→ **Set problem**: Find the lines of data that contain the string "image", then list them.
╭──
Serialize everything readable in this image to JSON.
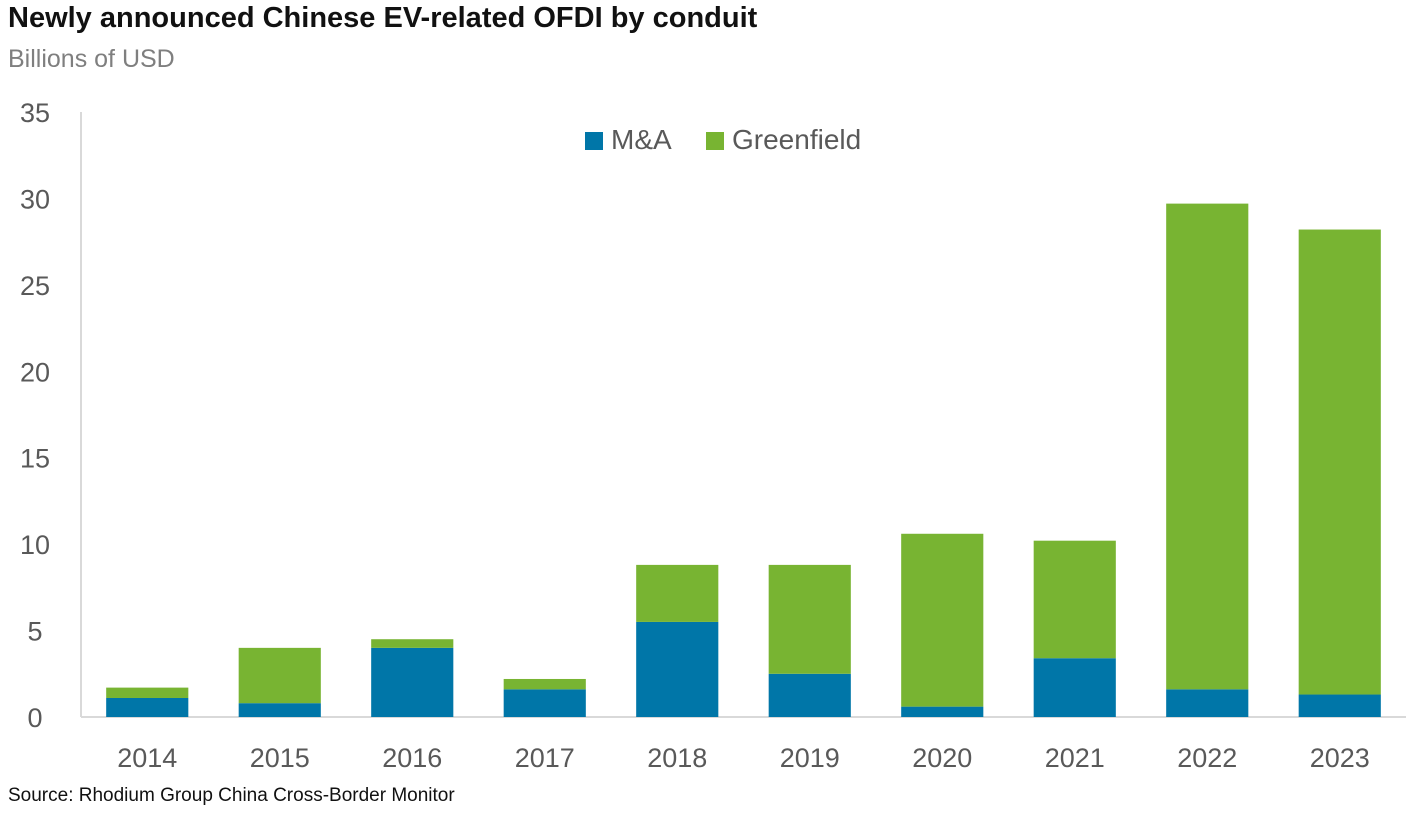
{
  "title": "Newly announced Chinese EV-related OFDI by conduit",
  "subtitle": "Billions of USD",
  "source": "Source: Rhodium Group China Cross-Border Monitor",
  "colors": {
    "ma": "#0076a8",
    "greenfield": "#78b432",
    "axis": "#d9d9d9",
    "tick_text": "#595959"
  },
  "chart_data": {
    "type": "bar",
    "stacked": true,
    "categories": [
      "2014",
      "2015",
      "2016",
      "2017",
      "2018",
      "2019",
      "2020",
      "2021",
      "2022",
      "2023"
    ],
    "series": [
      {
        "name": "M&A",
        "color": "#0076a8",
        "values": [
          1.1,
          0.8,
          4.0,
          1.6,
          5.5,
          2.5,
          0.6,
          3.4,
          1.6,
          1.3
        ]
      },
      {
        "name": "Greenfield",
        "color": "#78b432",
        "values": [
          0.6,
          3.2,
          0.5,
          0.6,
          3.3,
          6.3,
          10.0,
          6.8,
          28.1,
          26.9
        ]
      }
    ],
    "title": "Newly announced Chinese EV-related OFDI by conduit",
    "ylabel": "Billions of USD",
    "xlabel": "",
    "ylim": [
      0,
      35
    ],
    "yticks": [
      0,
      5,
      10,
      15,
      20,
      25,
      30,
      35
    ],
    "grid": false,
    "legend": "top-center"
  }
}
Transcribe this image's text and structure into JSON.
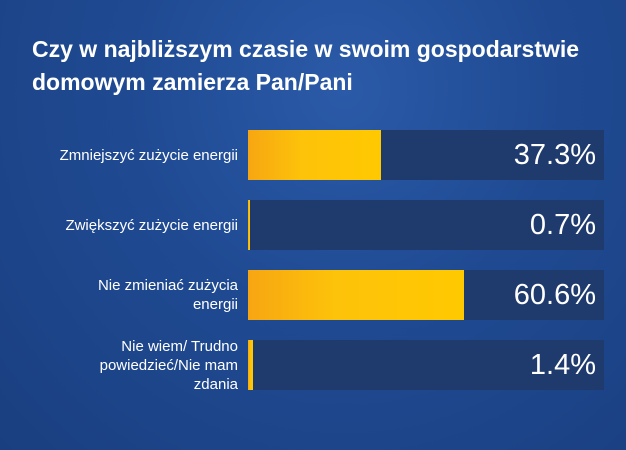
{
  "chart_data": {
    "type": "bar",
    "orientation": "horizontal",
    "title": "Czy w najbliższym czasie w swoim gospodarstwie domowym zamierza Pan/Pani",
    "categories": [
      "Zmniejszyć zużycie energii",
      "Zwiększyć zużycie energii",
      "Nie zmieniać zużycia energii",
      "Nie wiem/ Trudno powiedzieć/Nie mam zdania"
    ],
    "values": [
      37.3,
      0.7,
      60.6,
      1.4
    ],
    "value_labels": [
      "37.3%",
      "0.7%",
      "60.6%",
      "1.4%"
    ],
    "xlim": [
      0,
      100
    ],
    "unit": "%",
    "grid": false,
    "legend": "none",
    "colors": {
      "bar": "#ffc400",
      "bar_start": "#f7a612",
      "track": "#1f3a6d",
      "background": "#1f4a92",
      "text": "#ffffff"
    }
  }
}
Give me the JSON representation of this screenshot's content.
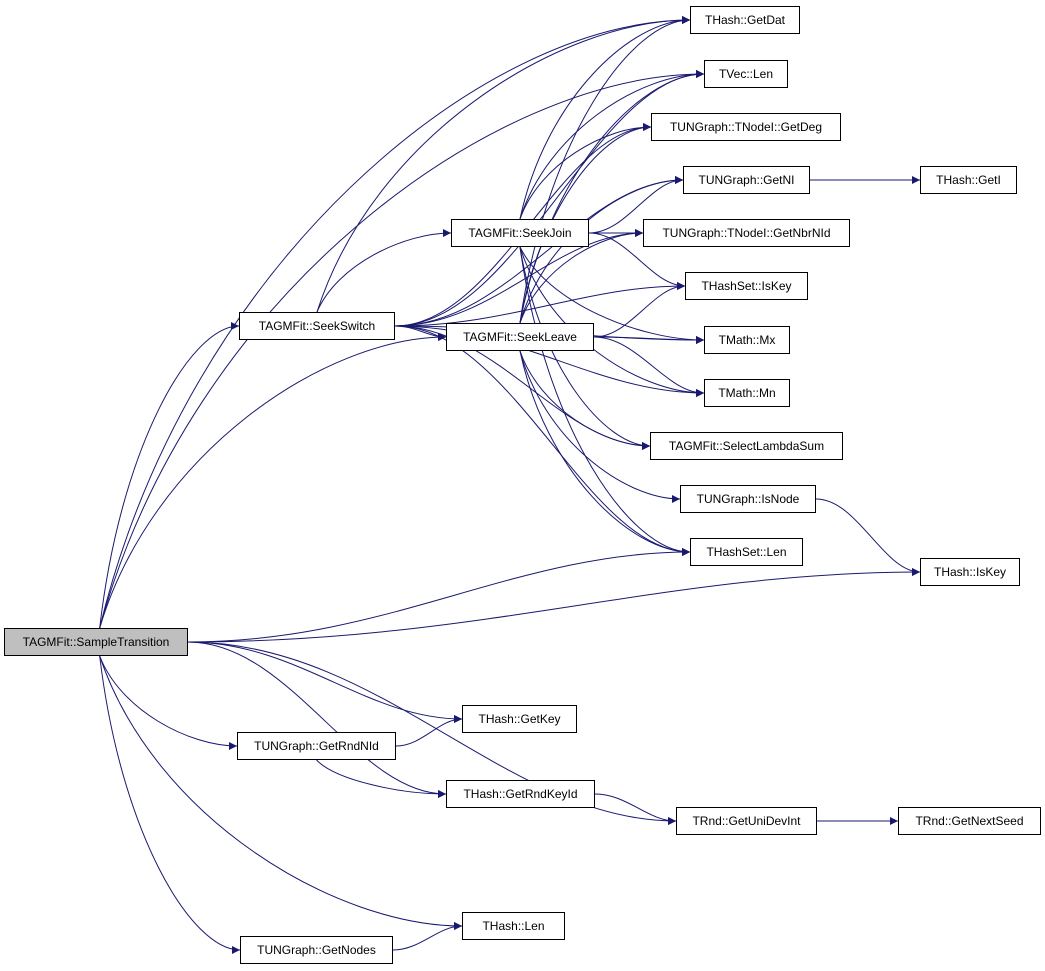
{
  "colors": {
    "edge": "#191970",
    "root_fill": "#bfbfbf",
    "node_fill": "#ffffff"
  },
  "root": "n17",
  "nodes": [
    {
      "id": "n1",
      "label": "THash::GetDat"
    },
    {
      "id": "n2",
      "label": "TVec::Len"
    },
    {
      "id": "n3",
      "label": "TUNGraph::TNodeI::GetDeg"
    },
    {
      "id": "n4",
      "label": "TUNGraph::GetNI"
    },
    {
      "id": "n5",
      "label": "THash::GetI"
    },
    {
      "id": "n6",
      "label": "TUNGraph::TNodeI::GetNbrNId"
    },
    {
      "id": "n7",
      "label": "TAGMFit::SeekJoin"
    },
    {
      "id": "n8",
      "label": "THashSet::IsKey"
    },
    {
      "id": "n9",
      "label": "TAGMFit::SeekSwitch"
    },
    {
      "id": "n10",
      "label": "TAGMFit::SeekLeave"
    },
    {
      "id": "n11",
      "label": "TMath::Mx"
    },
    {
      "id": "n12",
      "label": "TMath::Mn"
    },
    {
      "id": "n13",
      "label": "TAGMFit::SelectLambdaSum"
    },
    {
      "id": "n14",
      "label": "TUNGraph::IsNode"
    },
    {
      "id": "n15",
      "label": "THashSet::Len"
    },
    {
      "id": "n16",
      "label": "THash::IsKey"
    },
    {
      "id": "n17",
      "label": "TAGMFit::SampleTransition"
    },
    {
      "id": "n18",
      "label": "THash::GetKey"
    },
    {
      "id": "n19",
      "label": "TUNGraph::GetRndNId"
    },
    {
      "id": "n20",
      "label": "THash::GetRndKeyId"
    },
    {
      "id": "n21",
      "label": "TRnd::GetUniDevInt"
    },
    {
      "id": "n22",
      "label": "TRnd::GetNextSeed"
    },
    {
      "id": "n23",
      "label": "THash::Len"
    },
    {
      "id": "n24",
      "label": "TUNGraph::GetNodes"
    }
  ],
  "edges": [
    [
      "n17",
      "n1"
    ],
    [
      "n17",
      "n2"
    ],
    [
      "n17",
      "n9"
    ],
    [
      "n17",
      "n10"
    ],
    [
      "n17",
      "n15"
    ],
    [
      "n17",
      "n16"
    ],
    [
      "n17",
      "n18"
    ],
    [
      "n17",
      "n19"
    ],
    [
      "n17",
      "n20"
    ],
    [
      "n17",
      "n21"
    ],
    [
      "n17",
      "n23"
    ],
    [
      "n17",
      "n24"
    ],
    [
      "n9",
      "n1"
    ],
    [
      "n9",
      "n2"
    ],
    [
      "n9",
      "n3"
    ],
    [
      "n9",
      "n4"
    ],
    [
      "n9",
      "n6"
    ],
    [
      "n9",
      "n7"
    ],
    [
      "n9",
      "n10"
    ],
    [
      "n9",
      "n8"
    ],
    [
      "n9",
      "n11"
    ],
    [
      "n9",
      "n12"
    ],
    [
      "n9",
      "n13"
    ],
    [
      "n9",
      "n15"
    ],
    [
      "n7",
      "n1"
    ],
    [
      "n7",
      "n2"
    ],
    [
      "n7",
      "n3"
    ],
    [
      "n7",
      "n4"
    ],
    [
      "n7",
      "n6"
    ],
    [
      "n7",
      "n8"
    ],
    [
      "n7",
      "n11"
    ],
    [
      "n7",
      "n12"
    ],
    [
      "n7",
      "n13"
    ],
    [
      "n7",
      "n15"
    ],
    [
      "n10",
      "n1"
    ],
    [
      "n10",
      "n2"
    ],
    [
      "n10",
      "n3"
    ],
    [
      "n10",
      "n4"
    ],
    [
      "n10",
      "n6"
    ],
    [
      "n10",
      "n8"
    ],
    [
      "n10",
      "n11"
    ],
    [
      "n10",
      "n12"
    ],
    [
      "n10",
      "n13"
    ],
    [
      "n10",
      "n14"
    ],
    [
      "n10",
      "n15"
    ],
    [
      "n4",
      "n5"
    ],
    [
      "n14",
      "n16"
    ],
    [
      "n19",
      "n18"
    ],
    [
      "n19",
      "n20"
    ],
    [
      "n20",
      "n21"
    ],
    [
      "n21",
      "n22"
    ],
    [
      "n24",
      "n23"
    ]
  ]
}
╰──
→ **Full output**:
Serialize everything readable in this image to JSON.
Transcribe this image's text and structure into JSON.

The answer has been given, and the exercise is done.